::: Information provided
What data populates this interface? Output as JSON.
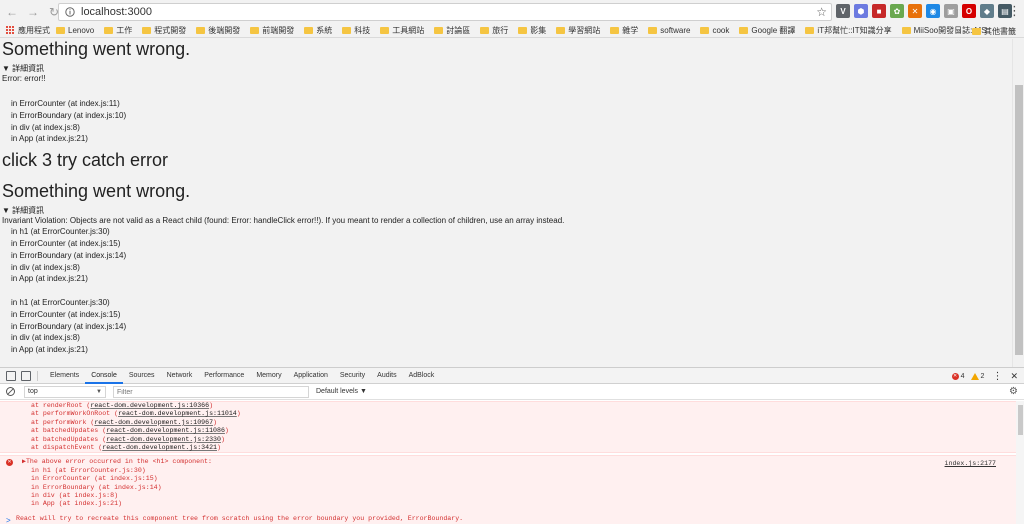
{
  "browser": {
    "url": "localhost:3000",
    "extensions": [
      {
        "icon": "extension-v-icon",
        "color": "#5f6368",
        "glyph": "V"
      },
      {
        "icon": "extension-hex-icon",
        "color": "#6c7ae0",
        "glyph": "⬢"
      },
      {
        "icon": "extension-red-icon",
        "color": "#c62828",
        "glyph": "■"
      },
      {
        "icon": "extension-leaf-icon",
        "color": "#6aa84f",
        "glyph": "✿"
      },
      {
        "icon": "extension-orange-icon",
        "color": "#e8710a",
        "glyph": "✕"
      },
      {
        "icon": "extension-blue-icon",
        "color": "#1e88e5",
        "glyph": "◉"
      },
      {
        "icon": "extension-grey-icon",
        "color": "#9e9e9e",
        "glyph": "▣"
      },
      {
        "icon": "extension-opera-icon",
        "color": "#d50000",
        "glyph": "O"
      },
      {
        "icon": "extension-shield-icon",
        "color": "#607d8b",
        "glyph": "◆"
      },
      {
        "icon": "extension-g-icon",
        "color": "#455a64",
        "glyph": "▤"
      }
    ]
  },
  "bookmarks": {
    "apps": "應用程式",
    "items": [
      "Lenovo",
      "工作",
      "程式開發",
      "後端開發",
      "前端開發",
      "系統",
      "科技",
      "工具網站",
      "討論區",
      "旅行",
      "影集",
      "學習網站",
      "雜学",
      "software",
      "cook",
      "Google 翻譯",
      "iT邦幫忙::IT知識分享",
      "MiiSoo開發日誌: MS"
    ],
    "overflow": "»",
    "other": "其他書籤"
  },
  "page": {
    "block1": {
      "title": "Something went wrong.",
      "details": "▼ 詳細資訊",
      "message": "Error: error!!",
      "stack": [
        "in ErrorCounter (at index.js:11)",
        "in ErrorBoundary (at index.js:10)",
        "in div (at index.js:8)",
        "in App (at index.js:21)"
      ]
    },
    "heading": "click 3 try catch error",
    "block2": {
      "title": "Something went wrong.",
      "details": "▼ 詳細資訊",
      "message": "Invariant Violation: Objects are not valid as a React child (found: Error: handleClick error!!). If you meant to render a collection of children, use an array instead.",
      "stack1": [
        "in h1 (at ErrorCounter.js:30)",
        "in ErrorCounter (at index.js:15)",
        "in ErrorBoundary (at index.js:14)",
        "in div (at index.js:8)",
        "in App (at index.js:21)"
      ],
      "stack2": [
        "in h1 (at ErrorCounter.js:30)",
        "in ErrorCounter (at index.js:15)",
        "in ErrorBoundary (at index.js:14)",
        "in div (at index.js:8)",
        "in App (at index.js:21)"
      ]
    }
  },
  "devtools": {
    "tabs": [
      "Elements",
      "Console",
      "Sources",
      "Network",
      "Performance",
      "Memory",
      "Application",
      "Security",
      "Audits",
      "AdBlock"
    ],
    "active_tab": "Console",
    "error_count": "4",
    "warning_count": "2",
    "context": "top",
    "filter_placeholder": "Filter",
    "levels": "Default levels ▼",
    "trace": [
      {
        "fn": "at renderRoot",
        "src": "react-dom.development.js:10366"
      },
      {
        "fn": "at performWorkOnRoot",
        "src": "react-dom.development.js:11014"
      },
      {
        "fn": "at performWork",
        "src": "react-dom.development.js:10967"
      },
      {
        "fn": "at batchedUpdates",
        "src": "react-dom.development.js:11086"
      },
      {
        "fn": "at batchedUpdates",
        "src": "react-dom.development.js:2330"
      },
      {
        "fn": "at dispatchEvent",
        "src": "react-dom.development.js:3421"
      }
    ],
    "error2": {
      "head": "▶The above error occurred in the <h1> component:",
      "source": "index.js:2177",
      "lines": [
        "in h1 (at ErrorCounter.js:30)",
        "in ErrorCounter (at index.js:15)",
        "in ErrorBoundary (at index.js:14)",
        "in div (at index.js:8)",
        "in App (at index.js:21)"
      ],
      "note": "React will try to recreate this component tree from scratch using the error boundary you provided, ErrorBoundary."
    },
    "prompt": ">"
  }
}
::::::
Your objective
Every line above that contains the word "message" should be reported.

Reply
      "message": "Error: error!!",
      "message": "Invariant Violation: Objects are not valid as a React child (found: Error: handleClick error!!). If you meant to render a collection of children, use an array instead.",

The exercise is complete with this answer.